> [Assignment]
Please return all records verbatim, no pictures.
**** Data ****
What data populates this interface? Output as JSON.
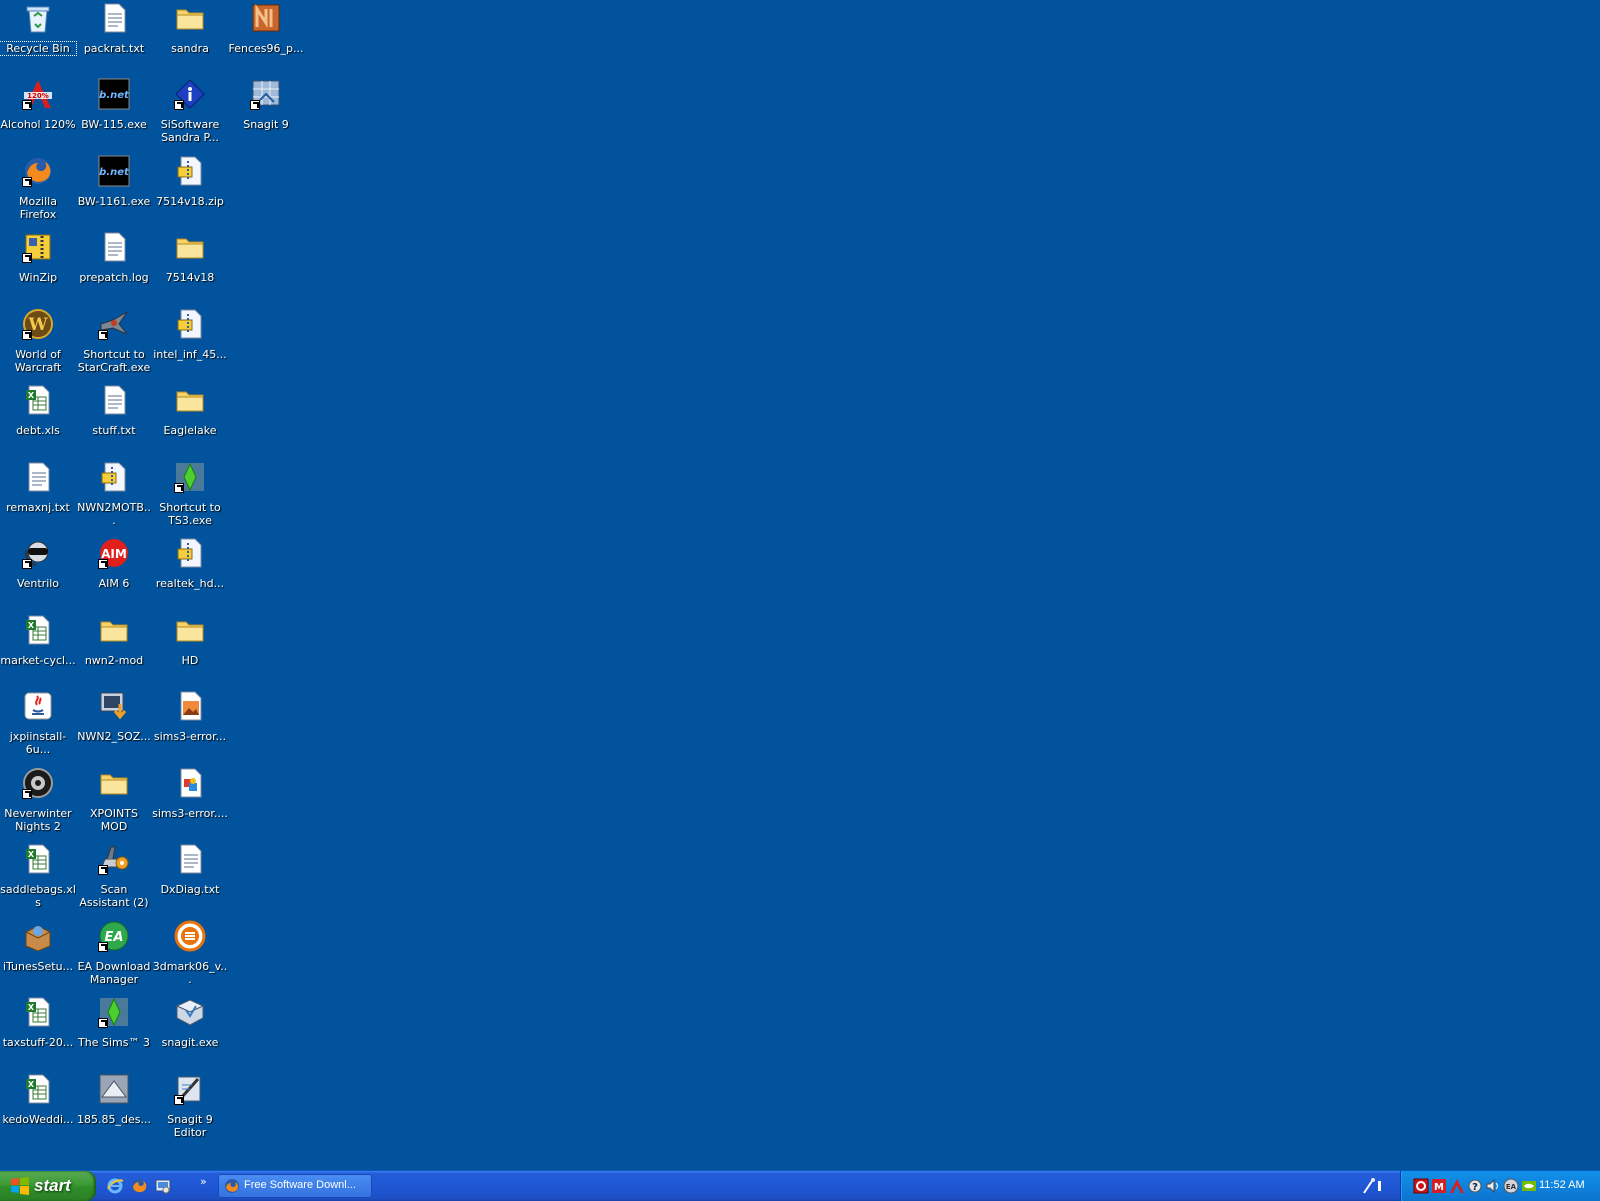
{
  "desktop": {
    "background_color": "#00539c",
    "selected_icon": "Recycle Bin",
    "icons": [
      {
        "label": "Recycle Bin",
        "icon": "recycle-bin-icon"
      },
      {
        "label": "packrat.txt",
        "icon": "text-file-icon"
      },
      {
        "label": "sandra",
        "icon": "folder-icon"
      },
      {
        "label": "Fences96_p...",
        "icon": "installer-icon"
      },
      {
        "label": "Alcohol 120%",
        "icon": "alcohol-icon"
      },
      {
        "label": "BW-115.exe",
        "icon": "bnet-exe-icon"
      },
      {
        "label": "SiSoftware Sandra P...",
        "icon": "sisoftware-icon"
      },
      {
        "label": "Snagit 9",
        "icon": "snagit-icon"
      },
      {
        "label": "Mozilla Firefox",
        "icon": "firefox-icon"
      },
      {
        "label": "BW-1161.exe",
        "icon": "bnet-exe-icon"
      },
      {
        "label": "7514v18.zip",
        "icon": "zip-file-icon"
      },
      {
        "label": "WinZip",
        "icon": "winzip-icon"
      },
      {
        "label": "prepatch.log",
        "icon": "text-file-icon"
      },
      {
        "label": "7514v18",
        "icon": "folder-icon"
      },
      {
        "label": "World of Warcraft",
        "icon": "warcraft-icon"
      },
      {
        "label": "Shortcut to StarCraft.exe",
        "icon": "starcraft-icon"
      },
      {
        "label": "intel_inf_45...",
        "icon": "zip-file-icon"
      },
      {
        "label": "debt.xls",
        "icon": "excel-file-icon"
      },
      {
        "label": "stuff.txt",
        "icon": "text-file-icon"
      },
      {
        "label": "Eaglelake",
        "icon": "folder-icon"
      },
      {
        "label": "remaxnj.txt",
        "icon": "text-file-icon"
      },
      {
        "label": "NWN2MOTB...",
        "icon": "zip-file-icon"
      },
      {
        "label": "Shortcut to TS3.exe",
        "icon": "sims-icon"
      },
      {
        "label": "Ventrilo",
        "icon": "ventrilo-icon"
      },
      {
        "label": "AIM 6",
        "icon": "aim-icon"
      },
      {
        "label": "realtek_hd...",
        "icon": "zip-file-icon"
      },
      {
        "label": "market-cycl...",
        "icon": "excel-file-icon"
      },
      {
        "label": "nwn2-mod",
        "icon": "folder-icon"
      },
      {
        "label": "HD",
        "icon": "folder-icon"
      },
      {
        "label": "jxpiinstall-6u...",
        "icon": "java-icon"
      },
      {
        "label": "NWN2_SOZ...",
        "icon": "installer-icon"
      },
      {
        "label": "sims3-error...",
        "icon": "image-file-icon"
      },
      {
        "label": "Neverwinter Nights 2",
        "icon": "neverwinter-icon"
      },
      {
        "label": "XPOINTS MOD",
        "icon": "folder-icon"
      },
      {
        "label": "sims3-error....",
        "icon": "image-file-icon"
      },
      {
        "label": "saddlebags.xls",
        "icon": "excel-file-icon"
      },
      {
        "label": "Scan Assistant (2)",
        "icon": "scan-assistant-icon"
      },
      {
        "label": "DxDiag.txt",
        "icon": "text-file-icon"
      },
      {
        "label": "iTunesSetu...",
        "icon": "itunes-setup-icon"
      },
      {
        "label": "EA Download Manager",
        "icon": "ea-icon"
      },
      {
        "label": "3dmark06_v...",
        "icon": "3dmark-icon"
      },
      {
        "label": "taxstuff-20...",
        "icon": "excel-file-icon"
      },
      {
        "label": "The Sims™ 3",
        "icon": "sims-icon"
      },
      {
        "label": "snagit.exe",
        "icon": "snagit-installer-icon"
      },
      {
        "label": "kedoWeddi...",
        "icon": "excel-file-icon"
      },
      {
        "label": "185.85_des...",
        "icon": "nvidia-installer-icon"
      },
      {
        "label": "Snagit 9 Editor",
        "icon": "snagit-editor-icon"
      }
    ]
  },
  "taskbar": {
    "start_label": "start",
    "quick_launch": [
      "internet-explorer-icon",
      "firefox-icon",
      "show-desktop-icon"
    ],
    "quick_launch_more": "»",
    "task_buttons": [
      {
        "label": "Free Software Downl...",
        "icon": "firefox-icon"
      }
    ],
    "tray_icons": [
      "antivirus-icon",
      "mcafee-icon",
      "alcohol-tray-icon",
      "help-icon",
      "volume-icon",
      "ea-tray-icon",
      "nvidia-icon"
    ],
    "clock": "11:52 AM"
  }
}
****
> [Response area]
What data populates this interface? Output as JSON.
{
  "desktop": {
    "background_color": "#00539c",
    "selected_icon": "Recycle Bin",
    "icons": [
      {
        "label": "Recycle Bin",
        "icon": "recycle-bin-icon"
      },
      {
        "label": "packrat.txt",
        "icon": "text-file-icon"
      },
      {
        "label": "sandra",
        "icon": "folder-icon"
      },
      {
        "label": "Fences96_p...",
        "icon": "installer-icon"
      },
      {
        "label": "Alcohol 120%",
        "icon": "alcohol-icon"
      },
      {
        "label": "BW-115.exe",
        "icon": "bnet-exe-icon"
      },
      {
        "label": "SiSoftware Sandra P...",
        "icon": "sisoftware-icon"
      },
      {
        "label": "Snagit 9",
        "icon": "snagit-icon"
      },
      {
        "label": "Mozilla Firefox",
        "icon": "firefox-icon"
      },
      {
        "label": "BW-1161.exe",
        "icon": "bnet-exe-icon"
      },
      {
        "label": "7514v18.zip",
        "icon": "zip-file-icon"
      },
      {
        "label": "WinZip",
        "icon": "winzip-icon"
      },
      {
        "label": "prepatch.log",
        "icon": "text-file-icon"
      },
      {
        "label": "7514v18",
        "icon": "folder-icon"
      },
      {
        "label": "World of Warcraft",
        "icon": "warcraft-icon"
      },
      {
        "label": "Shortcut to StarCraft.exe",
        "icon": "starcraft-icon"
      },
      {
        "label": "intel_inf_45...",
        "icon": "zip-file-icon"
      },
      {
        "label": "debt.xls",
        "icon": "excel-file-icon"
      },
      {
        "label": "stuff.txt",
        "icon": "text-file-icon"
      },
      {
        "label": "Eaglelake",
        "icon": "folder-icon"
      },
      {
        "label": "remaxnj.txt",
        "icon": "text-file-icon"
      },
      {
        "label": "NWN2MOTB...",
        "icon": "zip-file-icon"
      },
      {
        "label": "Shortcut to TS3.exe",
        "icon": "sims-icon"
      },
      {
        "label": "Ventrilo",
        "icon": "ventrilo-icon"
      },
      {
        "label": "AIM 6",
        "icon": "aim-icon"
      },
      {
        "label": "realtek_hd...",
        "icon": "zip-file-icon"
      },
      {
        "label": "market-cycl...",
        "icon": "excel-file-icon"
      },
      {
        "label": "nwn2-mod",
        "icon": "folder-icon"
      },
      {
        "label": "HD",
        "icon": "folder-icon"
      },
      {
        "label": "jxpiinstall-6u...",
        "icon": "java-icon"
      },
      {
        "label": "NWN2_SOZ...",
        "icon": "installer-icon"
      },
      {
        "label": "sims3-error...",
        "icon": "image-file-icon"
      },
      {
        "label": "Neverwinter Nights 2",
        "icon": "neverwinter-icon"
      },
      {
        "label": "XPOINTS MOD",
        "icon": "folder-icon"
      },
      {
        "label": "sims3-error....",
        "icon": "image-file-icon"
      },
      {
        "label": "saddlebags.xls",
        "icon": "excel-file-icon"
      },
      {
        "label": "Scan Assistant (2)",
        "icon": "scan-assistant-icon"
      },
      {
        "label": "DxDiag.txt",
        "icon": "text-file-icon"
      },
      {
        "label": "iTunesSetu...",
        "icon": "itunes-setup-icon"
      },
      {
        "label": "EA Download Manager",
        "icon": "ea-icon"
      },
      {
        "label": "3dmark06_v...",
        "icon": "3dmark-icon"
      },
      {
        "label": "taxstuff-20...",
        "icon": "excel-file-icon"
      },
      {
        "label": "The Sims™ 3",
        "icon": "sims-icon"
      },
      {
        "label": "snagit.exe",
        "icon": "snagit-installer-icon"
      },
      {
        "label": "kedoWeddi...",
        "icon": "excel-file-icon"
      },
      {
        "label": "185.85_des...",
        "icon": "nvidia-installer-icon"
      },
      {
        "label": "Snagit 9 Editor",
        "icon": "snagit-editor-icon"
      }
    ]
  },
  "taskbar": {
    "start_label": "start",
    "quick_launch": [
      "internet-explorer-icon",
      "firefox-icon",
      "show-desktop-icon"
    ],
    "quick_launch_more": "»",
    "task_buttons": [
      {
        "label": "Free Software Downl...",
        "icon": "firefox-icon"
      }
    ],
    "tray_icons": [
      "antivirus-icon",
      "mcafee-icon",
      "alcohol-tray-icon",
      "help-icon",
      "volume-icon",
      "ea-tray-icon",
      "nvidia-icon"
    ],
    "clock": "11:52 AM"
  }
}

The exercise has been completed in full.